## MATERIAL PROVIDED
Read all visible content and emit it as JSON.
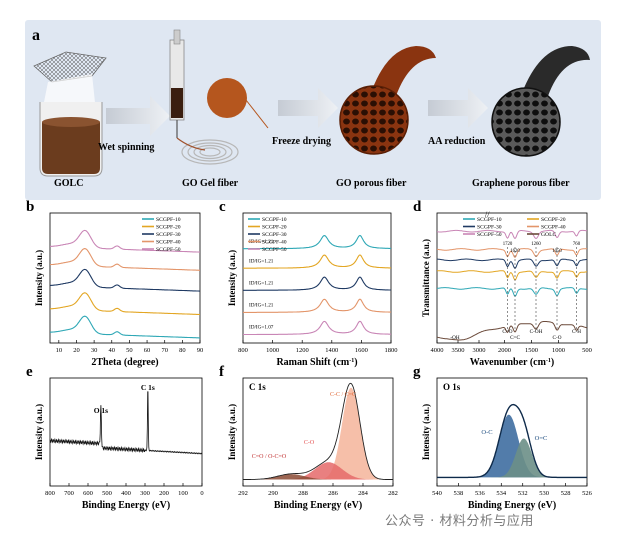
{
  "panel_a": {
    "label": "a",
    "steps": [
      "Wet spinning",
      "Freeze drying",
      "AA reduction"
    ],
    "items": [
      "GOLC",
      "GO Gel fiber",
      "GO porous fiber",
      "Graphene porous fiber"
    ]
  },
  "watermark": "公众号 · 材料分析与应用",
  "colors": {
    "s10": "#2fa8b6",
    "s20": "#e3a623",
    "s30": "#1f3a63",
    "s40": "#e3956a",
    "s50": "#c986b6",
    "golc": "#6b4a3a",
    "bg_a": "#dde6f2"
  },
  "chart_data": [
    {
      "panel": "b",
      "type": "line",
      "xlabel": "2Theta (degree)",
      "ylabel": "Intensity (a.u.)",
      "xlim": [
        5,
        90
      ],
      "xticks": [
        "10",
        "20",
        "30",
        "40",
        "50",
        "60",
        "70",
        "80",
        "90"
      ],
      "legend": [
        "SCGPF-10",
        "SCGPF-20",
        "SCGPF-30",
        "SCGPF-40",
        "SCGPF-50"
      ],
      "legend_position": "top-right",
      "peaks": [
        25,
        43
      ]
    },
    {
      "panel": "c",
      "type": "line",
      "xlabel": "Raman Shift (cm-1)",
      "ylabel": "Intensity (a.u.)",
      "xlim": [
        800,
        1800
      ],
      "xticks": [
        "800",
        "1000",
        "1200",
        "1400",
        "1600",
        "1800"
      ],
      "legend": [
        "SCGPF-10",
        "SCGPF-20",
        "SCGPF-30",
        "SCGPF-40",
        "SCGPF-50"
      ],
      "legend_position": "top-left",
      "peaks": [
        1350,
        1590
      ],
      "ratios": [
        "ID/IG=1.21",
        "ID/IG=1.21",
        "ID/IG=1.21",
        "ID/IG=1.21",
        "ID/IG=1.07"
      ]
    },
    {
      "panel": "d",
      "type": "line",
      "xlabel": "Wavenumber (cm-1)",
      "ylabel": "Transmittance (a.u.)",
      "xlim": [
        4000,
        500
      ],
      "xticks": [
        "4000",
        "3500",
        "3000",
        "2000",
        "1500",
        "1000",
        "500"
      ],
      "legend": [
        "SCGPF-10",
        "SCGPF-20",
        "SCGPF-30",
        "SCGPF-40",
        "SCGPF-50",
        "GOLC"
      ],
      "legend_position": "top",
      "markers": [
        "1720",
        "1620",
        "1260",
        "1050",
        "760"
      ],
      "bands": [
        "-OH",
        "C=O",
        "C=C",
        "C-OH",
        "C-O",
        "C-H"
      ]
    },
    {
      "panel": "e",
      "type": "line",
      "title": "",
      "xlabel": "Binding Energy (eV)",
      "ylabel": "Intensity (a.u.)",
      "xlim": [
        800,
        0
      ],
      "xticks": [
        "800",
        "700",
        "600",
        "500",
        "400",
        "300",
        "200",
        "100",
        "0"
      ],
      "peak_labels": [
        "C 1s",
        "O 1s"
      ],
      "peaks": [
        285,
        532
      ]
    },
    {
      "panel": "f",
      "type": "area",
      "title": "C 1s",
      "xlabel": "Binding Energy (eV)",
      "ylabel": "Intensity (a.u.)",
      "xlim": [
        292,
        282
      ],
      "xticks": [
        "292",
        "290",
        "288",
        "286",
        "284",
        "282"
      ],
      "components": [
        "C-C / C=C",
        "C-O",
        "C=O / O-C=O"
      ],
      "peaks": [
        284.8,
        286.3,
        288.8
      ]
    },
    {
      "panel": "g",
      "type": "area",
      "title": "O 1s",
      "xlabel": "Binding Energy (eV)",
      "ylabel": "Intensity (a.u.)",
      "xlim": [
        540,
        526
      ],
      "xticks": [
        "540",
        "538",
        "536",
        "534",
        "532",
        "530",
        "528",
        "526"
      ],
      "components": [
        "O-C",
        "O=C"
      ],
      "peaks": [
        533.2,
        531.8
      ]
    }
  ]
}
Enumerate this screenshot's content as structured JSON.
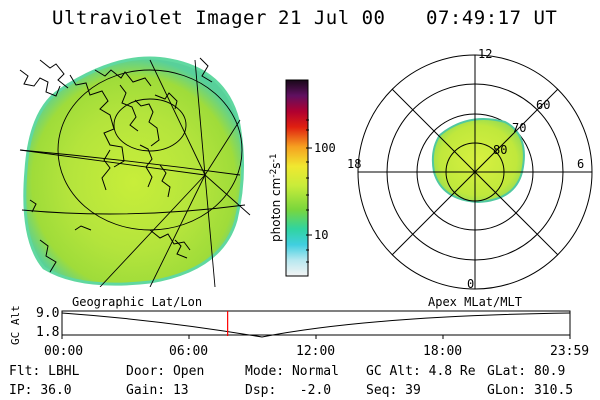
{
  "header": {
    "instrument": "Ultraviolet Imager",
    "date": "21 Jul 00",
    "time": "07:49:17 UT"
  },
  "colorbar": {
    "label": "photon cm",
    "exp1": "-2",
    "mid": "s",
    "exp2": "-1",
    "ticks": [
      "100",
      "10"
    ]
  },
  "left_panel": {
    "caption": "Geographic Lat/Lon"
  },
  "right_panel": {
    "caption": "Apex MLat/MLT",
    "mlt_labels": [
      "12",
      "18",
      "6",
      "0"
    ],
    "lat_labels": [
      "60",
      "70",
      "80"
    ]
  },
  "altitude_plot": {
    "ylabel": "GC Alt",
    "yticks": [
      "9.0",
      "1.8"
    ],
    "xticks": [
      "00:00",
      "06:00",
      "12:00",
      "18:00",
      "23:59"
    ],
    "marker_time_hours": 7.82
  },
  "info": {
    "row1": [
      {
        "key": "Flt:",
        "val": "LBHL"
      },
      {
        "key": "Door:",
        "val": "Open"
      },
      {
        "key": "Mode:",
        "val": "Normal"
      },
      {
        "key": "GC Alt:",
        "val": "4.8 Re"
      },
      {
        "key": "GLat:",
        "val": "80.9"
      }
    ],
    "row2": [
      {
        "key": "IP:",
        "val": "36.0"
      },
      {
        "key": "Gain:",
        "val": "13"
      },
      {
        "key": "Dsp:",
        "val": "-2.0"
      },
      {
        "key": "Seq:",
        "val": "39"
      },
      {
        "key": "GLon:",
        "val": "310.5"
      }
    ]
  },
  "colors": {
    "marker": "#ff0000",
    "background": "#ffffff"
  }
}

## YOUR TASK
Retype the whole listing exactly and leave the pictures out.

## OUTPUT BELOW
Read all visible content and emit it as JSON.
{
  "panel_a": {
    "label": "a",
    "steps": [
      "Wet spinning",
      "Freeze drying",
      "AA reduction"
    ],
    "items": [
      "GOLC",
      "GO Gel fiber",
      "GO porous fiber",
      "Graphene porous fiber"
    ]
  },
  "watermark": "公众号 · 材料分析与应用",
  "colors": {
    "s10": "#2fa8b6",
    "s20": "#e3a623",
    "s30": "#1f3a63",
    "s40": "#e3956a",
    "s50": "#c986b6",
    "golc": "#6b4a3a",
    "bg_a": "#dde6f2"
  },
  "chart_data": [
    {
      "panel": "b",
      "type": "line",
      "xlabel": "2Theta (degree)",
      "ylabel": "Intensity (a.u.)",
      "xlim": [
        5,
        90
      ],
      "xticks": [
        "10",
        "20",
        "30",
        "40",
        "50",
        "60",
        "70",
        "80",
        "90"
      ],
      "legend": [
        "SCGPF-10",
        "SCGPF-20",
        "SCGPF-30",
        "SCGPF-40",
        "SCGPF-50"
      ],
      "legend_position": "top-right",
      "peaks": [
        25,
        43
      ]
    },
    {
      "panel": "c",
      "type": "line",
      "xlabel": "Raman Shift (cm-1)",
      "ylabel": "Intensity (a.u.)",
      "xlim": [
        800,
        1800
      ],
      "xticks": [
        "800",
        "1000",
        "1200",
        "1400",
        "1600",
        "1800"
      ],
      "legend": [
        "SCGPF-10",
        "SCGPF-20",
        "SCGPF-30",
        "SCGPF-40",
        "SCGPF-50"
      ],
      "legend_position": "top-left",
      "peaks": [
        1350,
        1590
      ],
      "ratios": [
        "ID/IG=1.21",
        "ID/IG=1.21",
        "ID/IG=1.21",
        "ID/IG=1.21",
        "ID/IG=1.07"
      ]
    },
    {
      "panel": "d",
      "type": "line",
      "xlabel": "Wavenumber (cm-1)",
      "ylabel": "Transmittance (a.u.)",
      "xlim": [
        4000,
        500
      ],
      "xticks": [
        "4000",
        "3500",
        "3000",
        "2000",
        "1500",
        "1000",
        "500"
      ],
      "legend": [
        "SCGPF-10",
        "SCGPF-20",
        "SCGPF-30",
        "SCGPF-40",
        "SCGPF-50",
        "GOLC"
      ],
      "legend_position": "top",
      "markers": [
        "1720",
        "1620",
        "1260",
        "1050",
        "760"
      ],
      "bands": [
        "-OH",
        "C=O",
        "C=C",
        "C-OH",
        "C-O",
        "C-H"
      ]
    },
    {
      "panel": "e",
      "type": "line",
      "title": "",
      "xlabel": "Binding Energy (eV)",
      "ylabel": "Intensity (a.u.)",
      "xlim": [
        800,
        0
      ],
      "xticks": [
        "800",
        "700",
        "600",
        "500",
        "400",
        "300",
        "200",
        "100",
        "0"
      ],
      "peak_labels": [
        "C 1s",
        "O 1s"
      ],
      "peaks": [
        285,
        532
      ]
    },
    {
      "panel": "f",
      "type": "area",
      "title": "C 1s",
      "xlabel": "Binding Energy (eV)",
      "ylabel": "Intensity (a.u.)",
      "xlim": [
        292,
        282
      ],
      "xticks": [
        "292",
        "290",
        "288",
        "286",
        "284",
        "282"
      ],
      "components": [
        "C-C / C=C",
        "C-O",
        "C=O / O-C=O"
      ],
      "peaks": [
        284.8,
        286.3,
        288.8
      ]
    },
    {
      "panel": "g",
      "type": "area",
      "title": "O 1s",
      "xlabel": "Binding Energy (eV)",
      "ylabel": "Intensity (a.u.)",
      "xlim": [
        540,
        526
      ],
      "xticks": [
        "540",
        "538",
        "536",
        "534",
        "532",
        "530",
        "528",
        "526"
      ],
      "components": [
        "O-C",
        "O=C"
      ],
      "peaks": [
        533.2,
        531.8
      ]
    }
  ]
}
Enumerate this screenshot's content as structured JSON.
{
  "header": {
    "instrument": "Ultraviolet Imager",
    "date": "21 Jul 00",
    "time": "07:49:17 UT"
  },
  "colorbar": {
    "label": "photon cm",
    "exp1": "-2",
    "mid": "s",
    "exp2": "-1",
    "ticks": [
      "100",
      "10"
    ]
  },
  "left_panel": {
    "caption": "Geographic Lat/Lon"
  },
  "right_panel": {
    "caption": "Apex MLat/MLT",
    "mlt_labels": [
      "12",
      "18",
      "6",
      "0"
    ],
    "lat_labels": [
      "60",
      "70",
      "80"
    ]
  },
  "altitude_plot": {
    "ylabel": "GC Alt",
    "yticks": [
      "9.0",
      "1.8"
    ],
    "xticks": [
      "00:00",
      "06:00",
      "12:00",
      "18:00",
      "23:59"
    ],
    "marker_time_hours": 7.82
  },
  "info": {
    "row1": [
      {
        "key": "Flt:",
        "val": "LBHL"
      },
      {
        "key": "Door:",
        "val": "Open"
      },
      {
        "key": "Mode:",
        "val": "Normal"
      },
      {
        "key": "GC Alt:",
        "val": "4.8 Re"
      },
      {
        "key": "GLat:",
        "val": "80.9"
      }
    ],
    "row2": [
      {
        "key": "IP:",
        "val": "36.0"
      },
      {
        "key": "Gain:",
        "val": "13"
      },
      {
        "key": "Dsp:",
        "val": "-2.0"
      },
      {
        "key": "Seq:",
        "val": "39"
      },
      {
        "key": "GLon:",
        "val": "310.5"
      }
    ]
  },
  "colors": {
    "marker": "#ff0000",
    "background": "#ffffff"
  }
}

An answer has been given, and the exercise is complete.